• [What you should do]
Below you will find a set of lines. Repeat them all exactly.

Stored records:

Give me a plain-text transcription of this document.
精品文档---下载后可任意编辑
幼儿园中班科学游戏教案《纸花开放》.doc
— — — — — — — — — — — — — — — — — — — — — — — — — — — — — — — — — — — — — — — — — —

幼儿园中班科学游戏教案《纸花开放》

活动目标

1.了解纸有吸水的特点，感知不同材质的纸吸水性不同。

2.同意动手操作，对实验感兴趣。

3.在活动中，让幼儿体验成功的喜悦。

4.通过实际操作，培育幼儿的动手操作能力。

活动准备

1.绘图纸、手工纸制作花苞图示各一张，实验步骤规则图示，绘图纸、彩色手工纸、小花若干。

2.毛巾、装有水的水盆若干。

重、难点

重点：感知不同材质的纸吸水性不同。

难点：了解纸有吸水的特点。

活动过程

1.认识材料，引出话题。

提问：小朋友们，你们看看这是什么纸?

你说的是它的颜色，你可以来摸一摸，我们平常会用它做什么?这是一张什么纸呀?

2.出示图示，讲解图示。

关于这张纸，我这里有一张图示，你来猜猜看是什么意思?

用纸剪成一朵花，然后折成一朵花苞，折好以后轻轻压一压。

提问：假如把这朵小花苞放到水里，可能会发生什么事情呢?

• [Solution for this exercise]
Give me a plain-text transcription of this document.
精品文档---下载后可任意编辑
幼儿园中班科学游戏教案《纸花开放》.doc
— — — — — — — — — — — — — — — — — — — — — — — — — — — — — — — — — — — — — — — — — —

幼儿园中班科学游戏教案《纸花开放》

活动目标

1.了解纸有吸水的特点，感知不同材质的纸吸水性不同。

2.同意动手操作，对实验感兴趣。

3.在活动中，让幼儿体验成功的喜悦。

4.通过实际操作，培育幼儿的动手操作能力。

活动准备

1.绘图纸、手工纸制作花苞图示各一张，实验步骤规则图示，绘图纸、彩色手工纸、小花若干。

2.毛巾、装有水的水盆若干。

重、难点

重点：感知不同材质的纸吸水性不同。

难点：了解纸有吸水的特点。

活动过程

1.认识材料，引出话题。

提问：小朋友们，你们看看这是什么纸?

你说的是它的颜色，你可以来摸一摸，我们平常会用它做什么?这是一张什么纸呀?

2.出示图示，讲解图示。

关于这张纸，我这里有一张图示，你来猜猜看是什么意思?

用纸剪成一朵花，然后折成一朵花苞，折好以后轻轻压一压。

提问：假如把这朵小花苞放到水里，可能会发生什么事情呢?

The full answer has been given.